>>>>>

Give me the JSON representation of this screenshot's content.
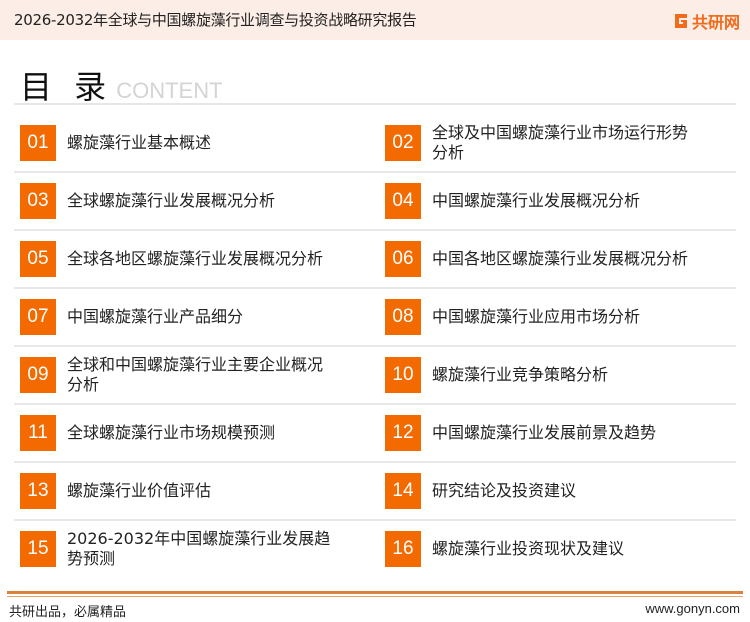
{
  "header": {
    "title": "2026-2032年全球与中国螺旋藻行业调查与投资战略研究报告",
    "logo_text": "共研网"
  },
  "toc": {
    "title": "目 录",
    "subtitle": "CONTENT"
  },
  "items": [
    {
      "num": "01",
      "label": "螺旋藻行业基本概述"
    },
    {
      "num": "02",
      "label": "全球及中国螺旋藻行业市场运行形势分析"
    },
    {
      "num": "03",
      "label": "全球螺旋藻行业发展概况分析"
    },
    {
      "num": "04",
      "label": "中国螺旋藻行业发展概况分析"
    },
    {
      "num": "05",
      "label": "全球各地区螺旋藻行业发展概况分析"
    },
    {
      "num": "06",
      "label": "中国各地区螺旋藻行业发展概况分析"
    },
    {
      "num": "07",
      "label": "中国螺旋藻行业产品细分"
    },
    {
      "num": "08",
      "label": "中国螺旋藻行业应用市场分析"
    },
    {
      "num": "09",
      "label": "全球和中国螺旋藻行业主要企业概况分析"
    },
    {
      "num": "10",
      "label": "螺旋藻行业竞争策略分析"
    },
    {
      "num": "11",
      "label": "全球螺旋藻行业市场规模预测"
    },
    {
      "num": "12",
      "label": "中国螺旋藻行业发展前景及趋势"
    },
    {
      "num": "13",
      "label": "螺旋藻行业价值评估"
    },
    {
      "num": "14",
      "label": "研究结论及投资建议"
    },
    {
      "num": "15",
      "label": "2026-2032年中国螺旋藻行业发展趋势预测"
    },
    {
      "num": "16",
      "label": "螺旋藻行业投资现状及建议"
    }
  ],
  "footer": {
    "slogan": "共研出品，必属精品",
    "website": "www.gonyn.com"
  },
  "colors": {
    "accent": "#f26a00",
    "header_bg": "#fcede6",
    "footer_line": "#d9823f"
  }
}
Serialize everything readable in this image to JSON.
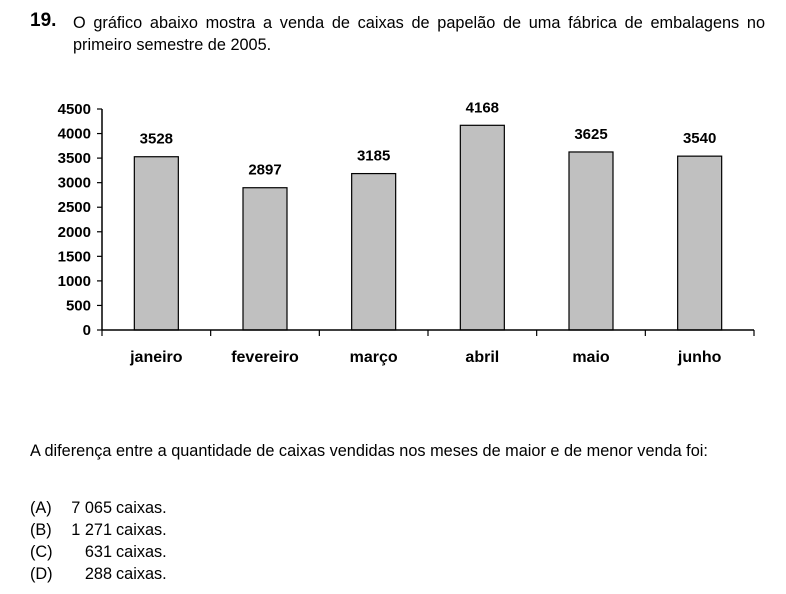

<<<<<

Repeat the lines above exactly, and keep every picture out.

- ANSWER:
Give me the JSON representation of this screenshot's content.
{
  "header": {
    "title": "2026-2032年全球与中国螺旋藻行业调查与投资战略研究报告",
    "logo_text": "共研网"
  },
  "toc": {
    "title": "目 录",
    "subtitle": "CONTENT"
  },
  "items": [
    {
      "num": "01",
      "label": "螺旋藻行业基本概述"
    },
    {
      "num": "02",
      "label": "全球及中国螺旋藻行业市场运行形势分析"
    },
    {
      "num": "03",
      "label": "全球螺旋藻行业发展概况分析"
    },
    {
      "num": "04",
      "label": "中国螺旋藻行业发展概况分析"
    },
    {
      "num": "05",
      "label": "全球各地区螺旋藻行业发展概况分析"
    },
    {
      "num": "06",
      "label": "中国各地区螺旋藻行业发展概况分析"
    },
    {
      "num": "07",
      "label": "中国螺旋藻行业产品细分"
    },
    {
      "num": "08",
      "label": "中国螺旋藻行业应用市场分析"
    },
    {
      "num": "09",
      "label": "全球和中国螺旋藻行业主要企业概况分析"
    },
    {
      "num": "10",
      "label": "螺旋藻行业竞争策略分析"
    },
    {
      "num": "11",
      "label": "全球螺旋藻行业市场规模预测"
    },
    {
      "num": "12",
      "label": "中国螺旋藻行业发展前景及趋势"
    },
    {
      "num": "13",
      "label": "螺旋藻行业价值评估"
    },
    {
      "num": "14",
      "label": "研究结论及投资建议"
    },
    {
      "num": "15",
      "label": "2026-2032年中国螺旋藻行业发展趋势预测"
    },
    {
      "num": "16",
      "label": "螺旋藻行业投资现状及建议"
    }
  ],
  "footer": {
    "slogan": "共研出品，必属精品",
    "website": "www.gonyn.com"
  },
  "colors": {
    "accent": "#f26a00",
    "header_bg": "#fcede6",
    "footer_line": "#d9823f"
  }
}
Serialize everything readable in this image to JSON.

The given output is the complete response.